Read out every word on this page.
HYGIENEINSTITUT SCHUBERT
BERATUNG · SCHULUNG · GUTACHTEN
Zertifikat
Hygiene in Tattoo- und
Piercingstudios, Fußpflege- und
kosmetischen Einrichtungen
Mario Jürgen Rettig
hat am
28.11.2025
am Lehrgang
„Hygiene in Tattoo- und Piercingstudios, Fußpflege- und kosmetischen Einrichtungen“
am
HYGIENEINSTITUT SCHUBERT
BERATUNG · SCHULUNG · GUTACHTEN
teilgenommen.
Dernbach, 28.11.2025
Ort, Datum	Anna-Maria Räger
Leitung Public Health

※

## Problem details
In full and without error, transcribe each of the entries.

## Final answer
Read out every word on this page.
HYGIENEINSTITUT SCHUBERT
BERATUNG · SCHULUNG · GUTACHTEN
Zertifikat
Hygiene in Tattoo- und
Piercingstudios, Fußpflege- und
kosmetischen Einrichtungen
Mario Jürgen Rettig
hat am
28.11.2025
am Lehrgang
„Hygiene in Tattoo- und Piercingstudios, Fußpflege- und kosmetischen Einrichtungen“
am
HYGIENEINSTITUT SCHUBERT
BERATUNG · SCHULUNG · GUTACHTEN
teilgenommen.
Dernbach, 28.11.2025
Ort, Datum	Anna-Maria Räger
Leitung Public Health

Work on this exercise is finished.